++++ Stored data

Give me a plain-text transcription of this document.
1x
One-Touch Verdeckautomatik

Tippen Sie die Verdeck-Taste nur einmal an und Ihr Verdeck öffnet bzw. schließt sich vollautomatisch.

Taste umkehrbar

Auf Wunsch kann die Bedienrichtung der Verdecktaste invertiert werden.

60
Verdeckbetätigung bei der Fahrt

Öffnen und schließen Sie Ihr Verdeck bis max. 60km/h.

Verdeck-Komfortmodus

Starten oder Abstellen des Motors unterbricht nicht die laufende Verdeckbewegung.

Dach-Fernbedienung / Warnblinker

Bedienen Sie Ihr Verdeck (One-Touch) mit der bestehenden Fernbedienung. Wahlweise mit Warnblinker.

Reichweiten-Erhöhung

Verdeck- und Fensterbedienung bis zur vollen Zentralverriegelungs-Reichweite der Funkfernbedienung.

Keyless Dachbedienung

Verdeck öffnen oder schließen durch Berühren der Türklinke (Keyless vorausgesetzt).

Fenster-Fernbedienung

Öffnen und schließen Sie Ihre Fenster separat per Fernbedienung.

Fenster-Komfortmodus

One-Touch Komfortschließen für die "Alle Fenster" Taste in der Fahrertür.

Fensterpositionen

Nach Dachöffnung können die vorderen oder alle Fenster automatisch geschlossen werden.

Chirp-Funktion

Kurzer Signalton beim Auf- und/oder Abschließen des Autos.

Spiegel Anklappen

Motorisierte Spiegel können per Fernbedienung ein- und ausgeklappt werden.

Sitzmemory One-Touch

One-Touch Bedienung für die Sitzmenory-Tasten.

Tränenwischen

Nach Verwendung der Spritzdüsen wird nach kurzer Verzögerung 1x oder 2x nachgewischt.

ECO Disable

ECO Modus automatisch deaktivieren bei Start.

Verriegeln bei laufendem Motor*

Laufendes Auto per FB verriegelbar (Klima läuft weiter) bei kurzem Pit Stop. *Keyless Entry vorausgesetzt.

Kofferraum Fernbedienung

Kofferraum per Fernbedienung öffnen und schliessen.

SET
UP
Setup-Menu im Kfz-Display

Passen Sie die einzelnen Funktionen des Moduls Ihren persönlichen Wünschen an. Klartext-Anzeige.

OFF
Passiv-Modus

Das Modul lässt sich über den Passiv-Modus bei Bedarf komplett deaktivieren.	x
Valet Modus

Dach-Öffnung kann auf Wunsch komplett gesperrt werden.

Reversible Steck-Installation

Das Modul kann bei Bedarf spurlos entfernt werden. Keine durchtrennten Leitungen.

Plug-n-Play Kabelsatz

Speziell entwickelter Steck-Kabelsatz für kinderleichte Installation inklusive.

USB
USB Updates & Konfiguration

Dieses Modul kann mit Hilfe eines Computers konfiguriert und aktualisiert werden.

++++++++

• Exercise requirements: List every line from the entries above in which "Passiv" appears.

• Response for this exercise:
Passiv-Modus
Das Modul lässt sich über den Passiv-Modus bei Bedarf komplett deaktivieren.	x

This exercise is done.